## Exercise brief:
Look through the data below. Collect every line where the word "государственной" occurs.

## Dataset records:
◇ ◇ ◇
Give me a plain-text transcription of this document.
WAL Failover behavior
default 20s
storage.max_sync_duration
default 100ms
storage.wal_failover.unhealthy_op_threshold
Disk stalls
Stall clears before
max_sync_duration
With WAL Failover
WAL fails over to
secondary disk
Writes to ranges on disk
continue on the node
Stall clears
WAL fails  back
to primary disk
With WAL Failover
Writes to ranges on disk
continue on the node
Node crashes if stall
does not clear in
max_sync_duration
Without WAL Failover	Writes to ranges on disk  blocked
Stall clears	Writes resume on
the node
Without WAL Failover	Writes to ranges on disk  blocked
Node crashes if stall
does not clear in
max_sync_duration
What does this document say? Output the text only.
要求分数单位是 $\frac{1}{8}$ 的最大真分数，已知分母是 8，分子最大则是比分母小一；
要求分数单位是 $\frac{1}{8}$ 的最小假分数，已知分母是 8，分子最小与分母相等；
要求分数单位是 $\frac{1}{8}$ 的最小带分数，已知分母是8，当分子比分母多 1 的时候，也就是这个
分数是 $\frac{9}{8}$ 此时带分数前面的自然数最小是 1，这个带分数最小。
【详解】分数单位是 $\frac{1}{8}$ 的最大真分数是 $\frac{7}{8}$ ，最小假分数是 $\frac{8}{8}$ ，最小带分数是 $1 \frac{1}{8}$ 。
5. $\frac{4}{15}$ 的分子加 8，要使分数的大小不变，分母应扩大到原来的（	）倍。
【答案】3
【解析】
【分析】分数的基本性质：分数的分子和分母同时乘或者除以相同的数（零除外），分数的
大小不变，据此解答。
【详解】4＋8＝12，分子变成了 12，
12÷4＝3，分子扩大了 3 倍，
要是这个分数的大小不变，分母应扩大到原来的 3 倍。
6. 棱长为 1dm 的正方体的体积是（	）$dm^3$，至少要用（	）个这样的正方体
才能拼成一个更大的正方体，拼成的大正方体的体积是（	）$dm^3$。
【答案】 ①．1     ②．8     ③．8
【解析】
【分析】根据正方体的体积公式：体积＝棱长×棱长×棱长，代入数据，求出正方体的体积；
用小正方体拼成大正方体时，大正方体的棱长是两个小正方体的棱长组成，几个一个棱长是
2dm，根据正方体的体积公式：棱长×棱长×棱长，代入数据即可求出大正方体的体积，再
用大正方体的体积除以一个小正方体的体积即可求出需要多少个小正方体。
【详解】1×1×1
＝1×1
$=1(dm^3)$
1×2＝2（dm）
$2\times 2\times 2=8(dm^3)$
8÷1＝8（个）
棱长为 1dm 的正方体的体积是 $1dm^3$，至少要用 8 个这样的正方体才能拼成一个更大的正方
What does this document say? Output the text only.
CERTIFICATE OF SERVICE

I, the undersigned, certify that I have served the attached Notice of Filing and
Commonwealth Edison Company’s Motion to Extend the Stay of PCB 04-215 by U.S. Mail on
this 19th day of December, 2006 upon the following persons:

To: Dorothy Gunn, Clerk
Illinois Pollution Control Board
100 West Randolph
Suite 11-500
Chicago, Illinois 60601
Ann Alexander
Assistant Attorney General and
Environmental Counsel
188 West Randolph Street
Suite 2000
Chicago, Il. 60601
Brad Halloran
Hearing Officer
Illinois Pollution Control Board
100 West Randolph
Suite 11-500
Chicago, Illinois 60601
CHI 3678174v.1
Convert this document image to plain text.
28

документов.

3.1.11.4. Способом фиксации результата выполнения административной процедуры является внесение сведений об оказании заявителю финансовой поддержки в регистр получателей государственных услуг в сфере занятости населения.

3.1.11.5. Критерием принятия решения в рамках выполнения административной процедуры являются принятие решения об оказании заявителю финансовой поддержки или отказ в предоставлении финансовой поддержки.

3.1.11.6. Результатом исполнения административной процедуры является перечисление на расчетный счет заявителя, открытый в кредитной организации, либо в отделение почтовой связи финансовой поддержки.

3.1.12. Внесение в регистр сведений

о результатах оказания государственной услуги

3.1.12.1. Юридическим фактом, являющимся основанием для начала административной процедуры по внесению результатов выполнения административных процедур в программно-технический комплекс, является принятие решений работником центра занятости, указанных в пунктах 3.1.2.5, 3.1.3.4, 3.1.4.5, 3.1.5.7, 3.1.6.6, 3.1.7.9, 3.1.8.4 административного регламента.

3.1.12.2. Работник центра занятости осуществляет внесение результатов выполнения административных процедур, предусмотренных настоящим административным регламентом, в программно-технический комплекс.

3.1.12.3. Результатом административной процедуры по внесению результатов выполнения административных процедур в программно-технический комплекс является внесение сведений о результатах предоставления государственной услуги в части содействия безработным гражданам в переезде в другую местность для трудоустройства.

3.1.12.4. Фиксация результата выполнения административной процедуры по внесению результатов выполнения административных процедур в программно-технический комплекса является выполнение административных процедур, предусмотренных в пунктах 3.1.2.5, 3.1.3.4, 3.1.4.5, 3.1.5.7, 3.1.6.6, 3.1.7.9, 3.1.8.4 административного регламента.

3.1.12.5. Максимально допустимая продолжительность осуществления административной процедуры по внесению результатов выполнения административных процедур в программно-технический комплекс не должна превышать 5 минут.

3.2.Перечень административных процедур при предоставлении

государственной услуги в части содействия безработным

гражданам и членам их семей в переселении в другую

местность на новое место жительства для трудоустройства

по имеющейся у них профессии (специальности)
◇ ◇ ◇
## Solved problem:
о результатах оказания государственной услуги
3.1.12.3. Результатом административной процедуры по внесению результатов выполнения административных процедур в программно-технический комплекс является внесение сведений о результатах предоставления государственной услуги в части содействия безработным гражданам в переезде в другую местность для трудоустройства.
государственной услуги в части содействия безработным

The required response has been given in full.